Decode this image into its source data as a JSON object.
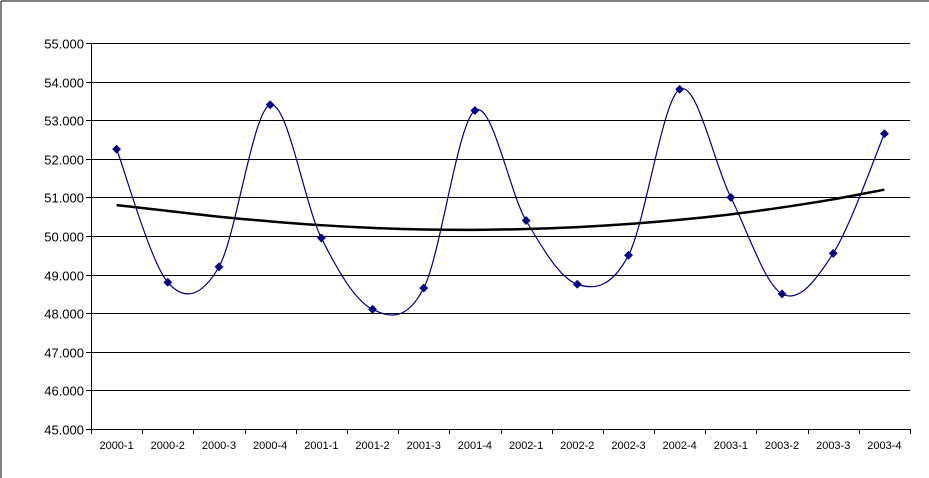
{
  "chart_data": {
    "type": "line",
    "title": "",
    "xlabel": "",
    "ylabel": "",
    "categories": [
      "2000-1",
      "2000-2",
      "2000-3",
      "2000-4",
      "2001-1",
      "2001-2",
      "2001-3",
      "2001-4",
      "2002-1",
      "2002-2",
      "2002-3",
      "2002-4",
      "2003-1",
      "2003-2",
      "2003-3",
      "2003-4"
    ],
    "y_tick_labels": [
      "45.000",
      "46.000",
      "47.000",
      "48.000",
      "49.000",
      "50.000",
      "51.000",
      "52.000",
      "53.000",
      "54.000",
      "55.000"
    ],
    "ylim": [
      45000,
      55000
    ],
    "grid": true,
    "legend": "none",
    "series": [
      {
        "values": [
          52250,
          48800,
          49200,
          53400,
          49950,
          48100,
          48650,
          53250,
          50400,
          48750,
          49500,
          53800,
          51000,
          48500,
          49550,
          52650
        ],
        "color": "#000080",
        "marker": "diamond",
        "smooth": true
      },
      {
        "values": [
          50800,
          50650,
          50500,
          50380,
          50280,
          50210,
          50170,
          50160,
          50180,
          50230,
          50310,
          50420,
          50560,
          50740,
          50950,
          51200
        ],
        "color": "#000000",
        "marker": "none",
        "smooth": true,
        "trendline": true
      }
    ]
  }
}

### STATED EXERCISE
Print every entry exactly as written, without the pictures.

### EXPECTED ANSWER
Decode this image into its source data as a JSON object.
{
  "chart_data": {
    "type": "line",
    "title": "",
    "xlabel": "",
    "ylabel": "",
    "categories": [
      "2000-1",
      "2000-2",
      "2000-3",
      "2000-4",
      "2001-1",
      "2001-2",
      "2001-3",
      "2001-4",
      "2002-1",
      "2002-2",
      "2002-3",
      "2002-4",
      "2003-1",
      "2003-2",
      "2003-3",
      "2003-4"
    ],
    "y_tick_labels": [
      "45.000",
      "46.000",
      "47.000",
      "48.000",
      "49.000",
      "50.000",
      "51.000",
      "52.000",
      "53.000",
      "54.000",
      "55.000"
    ],
    "ylim": [
      45000,
      55000
    ],
    "grid": true,
    "legend": "none",
    "series": [
      {
        "values": [
          52250,
          48800,
          49200,
          53400,
          49950,
          48100,
          48650,
          53250,
          50400,
          48750,
          49500,
          53800,
          51000,
          48500,
          49550,
          52650
        ],
        "color": "#000080",
        "marker": "diamond",
        "smooth": true
      },
      {
        "values": [
          50800,
          50650,
          50500,
          50380,
          50280,
          50210,
          50170,
          50160,
          50180,
          50230,
          50310,
          50420,
          50560,
          50740,
          50950,
          51200
        ],
        "color": "#000000",
        "marker": "none",
        "smooth": true,
        "trendline": true
      }
    ]
  }
}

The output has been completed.